--- What to produce ---
Filter the records below and copy every line containing the word "оплаты".
------ The records ------
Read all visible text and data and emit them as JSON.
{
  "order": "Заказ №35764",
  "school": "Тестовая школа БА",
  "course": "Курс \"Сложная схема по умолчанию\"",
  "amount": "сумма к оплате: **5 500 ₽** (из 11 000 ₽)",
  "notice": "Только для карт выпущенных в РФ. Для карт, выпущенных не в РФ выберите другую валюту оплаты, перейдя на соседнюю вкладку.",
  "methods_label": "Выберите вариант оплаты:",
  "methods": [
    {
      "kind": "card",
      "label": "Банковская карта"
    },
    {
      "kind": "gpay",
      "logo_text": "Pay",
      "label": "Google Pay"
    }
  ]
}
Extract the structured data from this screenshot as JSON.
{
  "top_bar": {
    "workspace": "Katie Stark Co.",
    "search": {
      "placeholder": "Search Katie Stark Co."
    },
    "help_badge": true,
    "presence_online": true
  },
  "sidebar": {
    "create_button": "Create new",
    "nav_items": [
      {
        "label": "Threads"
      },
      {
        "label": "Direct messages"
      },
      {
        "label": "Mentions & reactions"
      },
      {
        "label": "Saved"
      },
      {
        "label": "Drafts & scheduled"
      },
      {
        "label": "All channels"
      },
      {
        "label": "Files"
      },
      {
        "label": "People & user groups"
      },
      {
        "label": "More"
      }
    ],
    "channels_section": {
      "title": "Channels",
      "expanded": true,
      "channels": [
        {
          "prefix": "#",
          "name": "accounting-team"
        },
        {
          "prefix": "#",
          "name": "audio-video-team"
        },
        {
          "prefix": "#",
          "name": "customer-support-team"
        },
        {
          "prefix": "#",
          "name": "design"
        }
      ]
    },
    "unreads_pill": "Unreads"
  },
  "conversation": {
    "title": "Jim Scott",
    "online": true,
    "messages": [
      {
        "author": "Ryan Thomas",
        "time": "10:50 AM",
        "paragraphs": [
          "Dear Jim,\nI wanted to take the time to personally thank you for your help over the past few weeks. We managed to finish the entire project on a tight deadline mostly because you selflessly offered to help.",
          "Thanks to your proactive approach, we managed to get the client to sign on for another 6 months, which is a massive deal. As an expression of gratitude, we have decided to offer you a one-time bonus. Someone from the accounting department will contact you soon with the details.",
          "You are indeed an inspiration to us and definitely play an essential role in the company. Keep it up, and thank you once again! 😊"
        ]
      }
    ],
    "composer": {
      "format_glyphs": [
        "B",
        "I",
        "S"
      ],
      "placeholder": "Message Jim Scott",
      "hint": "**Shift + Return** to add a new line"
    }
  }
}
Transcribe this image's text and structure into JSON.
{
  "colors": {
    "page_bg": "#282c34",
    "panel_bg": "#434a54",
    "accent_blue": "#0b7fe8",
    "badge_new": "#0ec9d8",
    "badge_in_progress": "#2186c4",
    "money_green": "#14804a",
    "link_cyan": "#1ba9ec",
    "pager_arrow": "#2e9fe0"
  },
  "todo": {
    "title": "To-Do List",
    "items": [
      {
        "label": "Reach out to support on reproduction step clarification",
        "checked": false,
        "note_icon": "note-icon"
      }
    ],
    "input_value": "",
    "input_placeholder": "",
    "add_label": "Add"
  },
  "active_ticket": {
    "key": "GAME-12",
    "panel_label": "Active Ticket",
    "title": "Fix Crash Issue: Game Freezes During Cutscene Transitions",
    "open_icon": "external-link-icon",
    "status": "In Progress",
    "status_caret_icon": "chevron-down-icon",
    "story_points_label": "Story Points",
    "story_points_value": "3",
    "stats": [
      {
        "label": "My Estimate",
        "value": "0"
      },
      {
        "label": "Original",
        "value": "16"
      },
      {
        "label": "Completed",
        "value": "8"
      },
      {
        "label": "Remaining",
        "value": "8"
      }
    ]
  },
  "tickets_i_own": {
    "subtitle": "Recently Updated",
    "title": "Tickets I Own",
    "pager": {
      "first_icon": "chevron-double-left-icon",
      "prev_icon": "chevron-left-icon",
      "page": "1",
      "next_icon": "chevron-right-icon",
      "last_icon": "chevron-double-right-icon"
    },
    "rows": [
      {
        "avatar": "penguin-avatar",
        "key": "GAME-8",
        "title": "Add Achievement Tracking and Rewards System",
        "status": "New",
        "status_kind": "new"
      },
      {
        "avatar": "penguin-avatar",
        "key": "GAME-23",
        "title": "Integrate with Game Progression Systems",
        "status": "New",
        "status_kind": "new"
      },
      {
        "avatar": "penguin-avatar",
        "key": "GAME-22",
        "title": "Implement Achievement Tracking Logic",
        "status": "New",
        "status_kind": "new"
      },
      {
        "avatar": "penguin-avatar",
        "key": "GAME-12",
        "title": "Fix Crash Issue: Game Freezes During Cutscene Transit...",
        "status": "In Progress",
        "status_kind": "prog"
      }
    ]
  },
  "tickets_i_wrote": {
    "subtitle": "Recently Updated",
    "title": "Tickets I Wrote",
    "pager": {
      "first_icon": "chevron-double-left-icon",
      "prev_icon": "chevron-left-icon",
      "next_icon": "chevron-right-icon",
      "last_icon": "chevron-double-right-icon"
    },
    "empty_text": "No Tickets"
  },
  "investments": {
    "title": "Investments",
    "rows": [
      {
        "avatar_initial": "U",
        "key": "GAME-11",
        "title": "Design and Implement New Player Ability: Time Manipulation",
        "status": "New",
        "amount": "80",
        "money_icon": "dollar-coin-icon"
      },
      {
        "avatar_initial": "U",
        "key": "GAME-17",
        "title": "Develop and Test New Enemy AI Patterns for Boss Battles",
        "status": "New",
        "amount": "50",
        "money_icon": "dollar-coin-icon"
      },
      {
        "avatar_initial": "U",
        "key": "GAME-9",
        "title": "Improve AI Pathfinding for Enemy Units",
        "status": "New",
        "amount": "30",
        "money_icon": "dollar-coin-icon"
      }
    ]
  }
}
------
--- Finished task ---
  "notice": "Только для карт выпущенных в РФ. Для карт, выпущенных не в РФ выберите другую валюту оплаты, перейдя на соседнюю вкладку.",
  "methods_label": "Выберите вариант оплаты:",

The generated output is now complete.